— Exercise task —
Count every line in the entries that contains "المتعلقة". Report that count alone.
====== Exercise inputs
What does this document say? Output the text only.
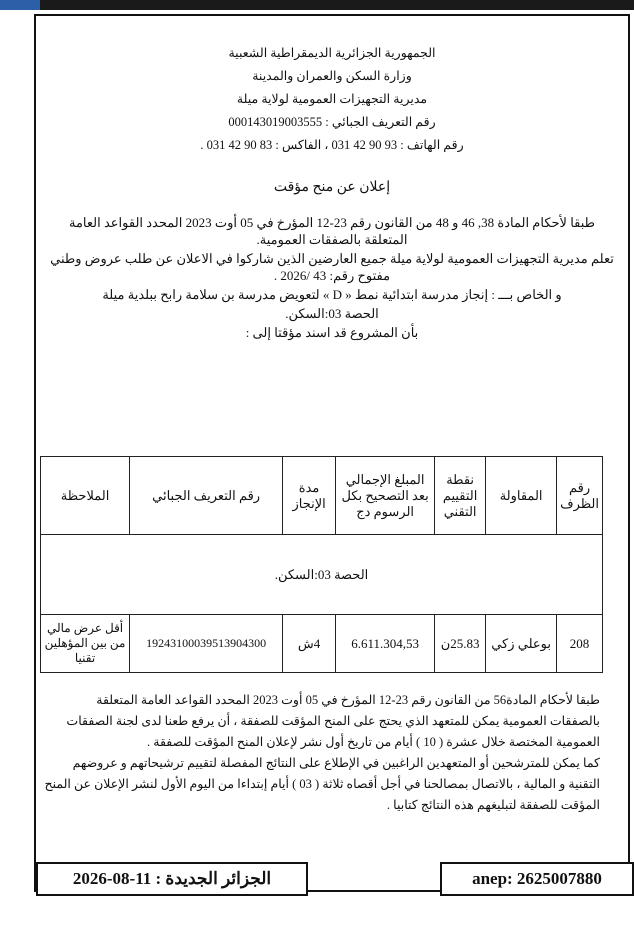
الجمهورية الجزائرية الديمقراطية الشعبية
وزارة السكن والعمران والمدينة
مديرية التجهيزات العمومية لولاية ميلة
رقم التعريف الجبائي : 000143019003555
رقم الهاتف : 93 90 42 031 ، الفاكس : 83 90 42 031 .
إعلان عن منح مؤقت

طبقا لأحكام المادة 38, 46 و 48 من القانون رقم 23-12 المؤرخ في 05 أوت 2023 المحدد القواعد العامة المتعلقة بالصفقات العمومية.

تعلم مديرية التجهيزات العمومية لولاية ميلة جميع العارضين الذين شاركوا في الاعلان عن طلب عروض وطني مفتوح رقم: 43 /2026 .

و الخاص بـــ : إنجاز مدرسة ابتدائية نمط « D » لتعويض مدرسة بن سلامة رابح ببلدية ميلة

الحصة 03:السكن.

بأن المشروع قد اسند مؤقتا إلى :

رقم الظرف	المقاولة	نقطة التقييم التقني	المبلغ الإجمالي بعد التصحيح بكل الرسوم دج	مدة الإنجاز	رقم التعريف الجبائي	الملاحظة
الحصة 03:السكن.						
208	بوعلي زكي	25.83ن	6.611.304,53	4ش	192431000395139043​00	أقل عرض مالي من بين المؤهلين تقنيا

طبقا لأحكام المادة56 من القانون رقم 23-12 المؤرخ في 05 أوت 2023 المحدد القواعد العامة المتعلقة بالصفقات العمومية يمكن للمتعهد الذي يحتج على المنح المؤقت للصفقة ، أن يرفع طعنا لدى لجنة الصفقات العمومية المختصة خلال عشرة ( 10 ) أيام من تاريخ أول نشر لإعلان المنح المؤقت للصفقة .

كما يمكن للمترشحين أو المتعهدين الراغبين في الإطلاع على النتائج المفصلة لتقييم ترشيحاتهم و عروضهم التقنية و المالية ، بالاتصال بمصالحنا في أجل أقصاه ثلاثة ( 03 ) أيام إبتداءا من اليوم الأول لنشر الإعلان عن المنح المؤقت للصفقة لتبليغهم هذه النتائج كتابيا .

الجزائر الجديدة : 11-08-2026	anep: 2625007880
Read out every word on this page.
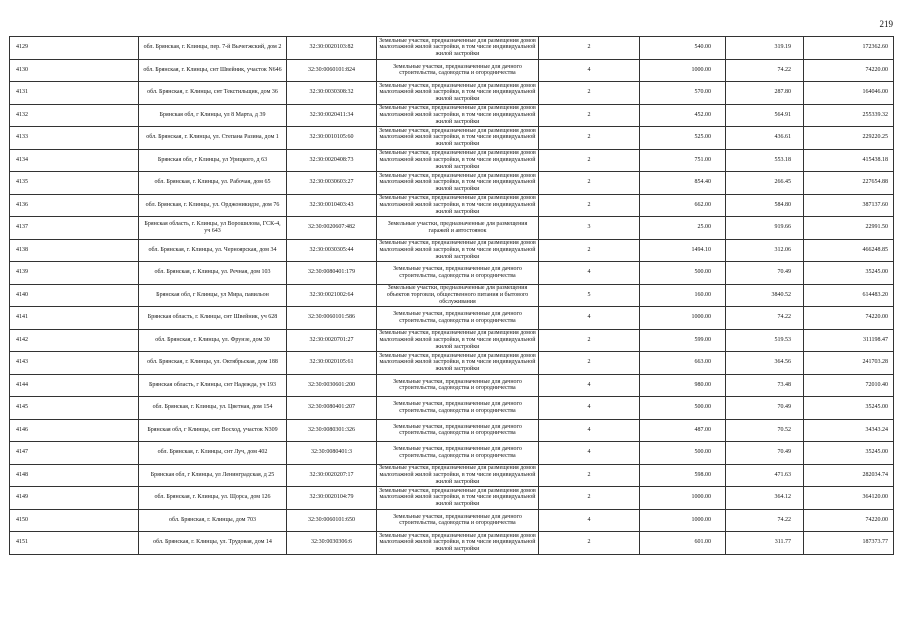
219
4129	обл. Брянская, г. Клинцы, пер. 7-й Вычегжский, дом 2	32:30:0020103:82	Земельные участки, предназначенные для размещения домов малоэтажной жилой застройки, в том числе индивидуальной жилой застройки	2	540.00	319.19	172362.60
4130	обл. Брянская, г. Клинцы, снт Швейник, участок N646	32:30:0060101:824	Земельные участки, предназначенные для дачного строительства, садоводства и огородничества	4	1000.00	74.22	74220.00
4131	обл. Брянская, г. Клинцы, снт Текстильщик, дом 36	32:30:0030308:32	Земельные участки, предназначенные для размещения домов малоэтажной жилой застройки, в том числе индивидуальной жилой застройки	2	570.00	287.80	164046.00
4132	Брянская обл, г Клинцы, ул 8 Марта, д 39	32:30:0020411:34	Земельные участки, предназначенные для размещения домов малоэтажной жилой застройки, в том числе индивидуальной жилой застройки	2	452.00	564.91	255339.32
4133	обл. Брянская, г. Клинцы, ул. Степана Разина, дом 1	32:30:0010105:60	Земельные участки, предназначенные для размещения домов малоэтажной жилой застройки, в том числе индивидуальной жилой застройки	2	525.00	436.61	229220.25
4134	Брянская обл, г Клинцы, ул Урицкого, д 63	32:30:0020408:73	Земельные участки, предназначенные для размещения домов малоэтажной жилой застройки, в том числе индивидуальной жилой застройки	2	751.00	553.18	415438.18
4135	обл. Брянская, г. Клинцы, ул. Рабочая, дом 65	32:30:0030603:27	Земельные участки, предназначенные для размещения домов малоэтажной жилой застройки, в том числе индивидуальной жилой застройки	2	854.40	266.45	227654.88
4136	обл. Брянская, г. Клинцы, ул. Орджоникидзе, дом 76	32:30:0010403:43	Земельные участки, предназначенные для размещения домов малоэтажной жилой застройки, в том числе индивидуальной жилой застройки	2	662.00	584.80	387137.60
4137	Брянская область, г. Клинцы, ул Ворошилова, ГСК-4, уч 643	32:30:0020607:482	Земельные участки, предназначенные для размещения гаражей и автостоянок	3	25.00	919.66	22991.50
4138	обл. Брянская, г. Клинцы, ул. Черноярская, дом 34	32:30:0030305:44	Земельные участки, предназначенные для размещения домов малоэтажной жилой застройки, в том числе индивидуальной жилой застройки	2	1494.10	312.06	466248.85
4139	обл. Брянская, г. Клинцы, ул. Речная, дом 103	32:30:0080401:179	Земельные участки, предназначенные для дачного строительства, садоводства и огородничества	4	500.00	70.49	35245.00
4140	Брянская обл, г Клинцы, ул Мира, павильон	32:30:0021002:64	Земельные участки, предназначенные для размещения объектов торговли, общественного питания и бытового обслуживания	5	160.00	3840.52	614483.20
4141	Брянская область, г. Клинцы, снт Швейник, уч 628	32:30:0060101:586	Земельные участки, предназначенные для дачного строительства, садоводства и огородничества	4	1000.00	74.22	74220.00
4142	обл. Брянская, г. Клинцы, ул. Фрунзе, дом 30	32:30:0020701:27	Земельные участки, предназначенные для размещения домов малоэтажной жилой застройки, в том числе индивидуальной жилой застройки	2	599.00	519.53	311198.47
4143	обл. Брянская, г. Клинцы, ул. Октябрьская, дом 188	32:30:0020105:61	Земельные участки, предназначенные для размещения домов малоэтажной жилой застройки, в том числе индивидуальной жилой застройки	2	663.00	364.56	241703.28
4144	Брянская область, г Клинцы, снт Надежда, уч 193	32:30:0030601:200	Земельные участки, предназначенные для дачного строительства, садоводства и огородничества	4	980.00	73.48	72010.40
4145	обл. Брянская, г. Клинцы, ул. Цветная, дом 154	32:30:0080401:207	Земельные участки, предназначенные для дачного строительства, садоводства и огородничества	4	500.00	70.49	35245.00
4146	Брянская обл, г Клинцы, снт Восход, участок N309	32:30:0080301:326	Земельные участки, предназначенные для дачного строительства, садоводства и огородничества	4	487.00	70.52	34343.24
4147	обл. Брянская, г. Клинцы, снт Луч, дом 402	32:30:0080401:3	Земельные участки, предназначенные для дачного строительства, садоводства и огородничества	4	500.00	70.49	35245.00
4148	Брянская обл, г Клинцы, ул Ленинградская, д 25	32:30:0020207:17	Земельные участки, предназначенные для размещения домов малоэтажной жилой застройки, в том числе индивидуальной жилой застройки	2	598.00	471.63	282034.74
4149	обл. Брянская, г. Клинцы, ул. Щорса, дом 126	32:30:0020104:79	Земельные участки, предназначенные для размещения домов малоэтажной жилой застройки, в том числе индивидуальной жилой застройки	2	1000.00	364.12	364120.00
4150	обл. Брянская, г. Клинцы, дом 703	32:30:0060101:650	Земельные участки, предназначенные для дачного строительства, садоводства и огородничества	4	1000.00	74.22	74220.00
4151	обл. Брянская, г. Клинцы, ул. Трудовая, дом 14	32:30:0030306:6	Земельные участки, предназначенные для размещения домов малоэтажной жилой застройки, в том числе индивидуальной жилой застройки	2	601.00	311.77	187373.77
============
— Right answer —
2